What is asked
Copy every line in the records below that contains the word "первый".

======== The input ========

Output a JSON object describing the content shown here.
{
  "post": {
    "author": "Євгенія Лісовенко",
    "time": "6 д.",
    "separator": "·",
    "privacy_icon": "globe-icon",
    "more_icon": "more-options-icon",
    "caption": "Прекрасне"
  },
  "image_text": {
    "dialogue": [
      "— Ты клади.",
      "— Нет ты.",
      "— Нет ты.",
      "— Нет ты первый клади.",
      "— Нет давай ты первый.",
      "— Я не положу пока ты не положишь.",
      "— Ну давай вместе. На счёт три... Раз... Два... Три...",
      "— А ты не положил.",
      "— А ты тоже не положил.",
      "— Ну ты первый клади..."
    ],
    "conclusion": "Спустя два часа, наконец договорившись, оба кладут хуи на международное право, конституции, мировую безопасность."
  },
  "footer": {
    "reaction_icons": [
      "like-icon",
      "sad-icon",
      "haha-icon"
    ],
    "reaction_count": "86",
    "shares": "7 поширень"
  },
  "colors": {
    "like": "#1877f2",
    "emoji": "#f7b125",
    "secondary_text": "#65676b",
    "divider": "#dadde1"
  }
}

========

Solution to this task
      "— Нет ты первый клади.",
      "— Нет давай ты первый.",
      "— Ну ты первый клади..."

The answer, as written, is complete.